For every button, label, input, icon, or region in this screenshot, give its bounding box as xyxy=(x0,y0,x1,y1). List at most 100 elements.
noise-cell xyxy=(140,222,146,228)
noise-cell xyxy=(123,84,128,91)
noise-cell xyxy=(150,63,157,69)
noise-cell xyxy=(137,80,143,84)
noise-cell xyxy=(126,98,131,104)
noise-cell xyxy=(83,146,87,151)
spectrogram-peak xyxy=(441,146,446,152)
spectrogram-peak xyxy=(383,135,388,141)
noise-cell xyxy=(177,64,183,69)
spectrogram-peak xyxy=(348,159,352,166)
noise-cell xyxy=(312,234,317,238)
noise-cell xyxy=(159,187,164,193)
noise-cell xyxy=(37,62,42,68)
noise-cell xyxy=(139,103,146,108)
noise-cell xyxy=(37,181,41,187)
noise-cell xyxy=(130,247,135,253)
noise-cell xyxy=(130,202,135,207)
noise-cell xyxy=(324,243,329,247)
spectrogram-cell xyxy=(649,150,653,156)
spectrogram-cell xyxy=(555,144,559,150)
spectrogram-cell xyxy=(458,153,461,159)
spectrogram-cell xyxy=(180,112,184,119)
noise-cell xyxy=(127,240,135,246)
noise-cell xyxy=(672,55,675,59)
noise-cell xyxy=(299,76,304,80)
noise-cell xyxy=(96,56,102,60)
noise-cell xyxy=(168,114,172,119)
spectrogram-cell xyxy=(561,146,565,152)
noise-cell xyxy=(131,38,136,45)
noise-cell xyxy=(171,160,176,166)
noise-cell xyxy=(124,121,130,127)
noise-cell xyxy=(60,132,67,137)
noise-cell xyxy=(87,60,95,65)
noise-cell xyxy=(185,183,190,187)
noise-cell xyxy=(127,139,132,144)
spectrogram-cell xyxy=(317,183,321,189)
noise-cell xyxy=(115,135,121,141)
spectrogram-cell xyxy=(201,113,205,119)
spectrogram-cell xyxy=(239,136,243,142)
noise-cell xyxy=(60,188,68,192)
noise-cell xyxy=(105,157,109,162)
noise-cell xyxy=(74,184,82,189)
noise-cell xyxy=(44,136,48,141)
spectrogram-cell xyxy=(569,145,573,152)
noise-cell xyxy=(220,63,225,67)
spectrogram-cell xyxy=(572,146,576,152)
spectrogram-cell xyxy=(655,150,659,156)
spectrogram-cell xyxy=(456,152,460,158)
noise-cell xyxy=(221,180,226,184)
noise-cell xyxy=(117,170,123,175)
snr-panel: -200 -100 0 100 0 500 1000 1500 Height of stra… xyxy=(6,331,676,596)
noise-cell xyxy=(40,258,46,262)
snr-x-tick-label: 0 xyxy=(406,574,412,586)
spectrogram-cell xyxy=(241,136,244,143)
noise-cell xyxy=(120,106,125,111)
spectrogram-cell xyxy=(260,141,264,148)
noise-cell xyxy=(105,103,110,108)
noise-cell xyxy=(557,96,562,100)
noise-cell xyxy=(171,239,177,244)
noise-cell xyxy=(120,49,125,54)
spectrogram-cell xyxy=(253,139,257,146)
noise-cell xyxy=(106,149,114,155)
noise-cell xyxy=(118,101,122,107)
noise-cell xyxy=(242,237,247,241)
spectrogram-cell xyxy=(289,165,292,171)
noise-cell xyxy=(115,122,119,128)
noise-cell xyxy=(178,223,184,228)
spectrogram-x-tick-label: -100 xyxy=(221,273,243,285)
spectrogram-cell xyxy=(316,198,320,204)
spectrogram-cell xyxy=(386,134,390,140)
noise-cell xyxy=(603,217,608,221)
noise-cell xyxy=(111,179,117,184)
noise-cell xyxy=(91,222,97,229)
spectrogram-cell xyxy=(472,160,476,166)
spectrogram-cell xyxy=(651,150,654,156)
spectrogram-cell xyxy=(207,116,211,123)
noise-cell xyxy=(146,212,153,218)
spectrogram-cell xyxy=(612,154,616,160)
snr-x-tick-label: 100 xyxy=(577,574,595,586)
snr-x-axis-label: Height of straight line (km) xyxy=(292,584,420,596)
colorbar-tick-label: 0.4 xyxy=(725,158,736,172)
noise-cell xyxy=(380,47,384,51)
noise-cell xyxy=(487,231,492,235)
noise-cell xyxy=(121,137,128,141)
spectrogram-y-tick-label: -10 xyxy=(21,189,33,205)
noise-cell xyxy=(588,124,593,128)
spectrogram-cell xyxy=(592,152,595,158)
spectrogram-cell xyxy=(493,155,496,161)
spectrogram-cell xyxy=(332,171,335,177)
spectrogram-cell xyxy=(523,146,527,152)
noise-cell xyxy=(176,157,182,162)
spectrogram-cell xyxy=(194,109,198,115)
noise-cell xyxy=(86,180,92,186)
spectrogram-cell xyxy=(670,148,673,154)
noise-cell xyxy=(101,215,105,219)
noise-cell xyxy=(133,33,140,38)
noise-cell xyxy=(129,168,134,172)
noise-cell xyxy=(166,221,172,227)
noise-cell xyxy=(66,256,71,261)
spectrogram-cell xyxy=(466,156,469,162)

→ **TASK GOAL**: Copy the rows word for word, from the first row through the row that contains "noise-cell xyxy=(130,247,135,253)", including both.

→ **SOLVED PROBLEM**:
For every button, label, input, icon, or region in this screenshot, give its bounding box as xyxy=(x0,y0,x1,y1). List at most 100 elements.
noise-cell xyxy=(140,222,146,228)
noise-cell xyxy=(123,84,128,91)
noise-cell xyxy=(150,63,157,69)
noise-cell xyxy=(137,80,143,84)
noise-cell xyxy=(126,98,131,104)
noise-cell xyxy=(83,146,87,151)
spectrogram-peak xyxy=(441,146,446,152)
spectrogram-peak xyxy=(383,135,388,141)
noise-cell xyxy=(177,64,183,69)
spectrogram-peak xyxy=(348,159,352,166)
noise-cell xyxy=(312,234,317,238)
noise-cell xyxy=(159,187,164,193)
noise-cell xyxy=(37,62,42,68)
noise-cell xyxy=(139,103,146,108)
noise-cell xyxy=(37,181,41,187)
noise-cell xyxy=(130,247,135,253)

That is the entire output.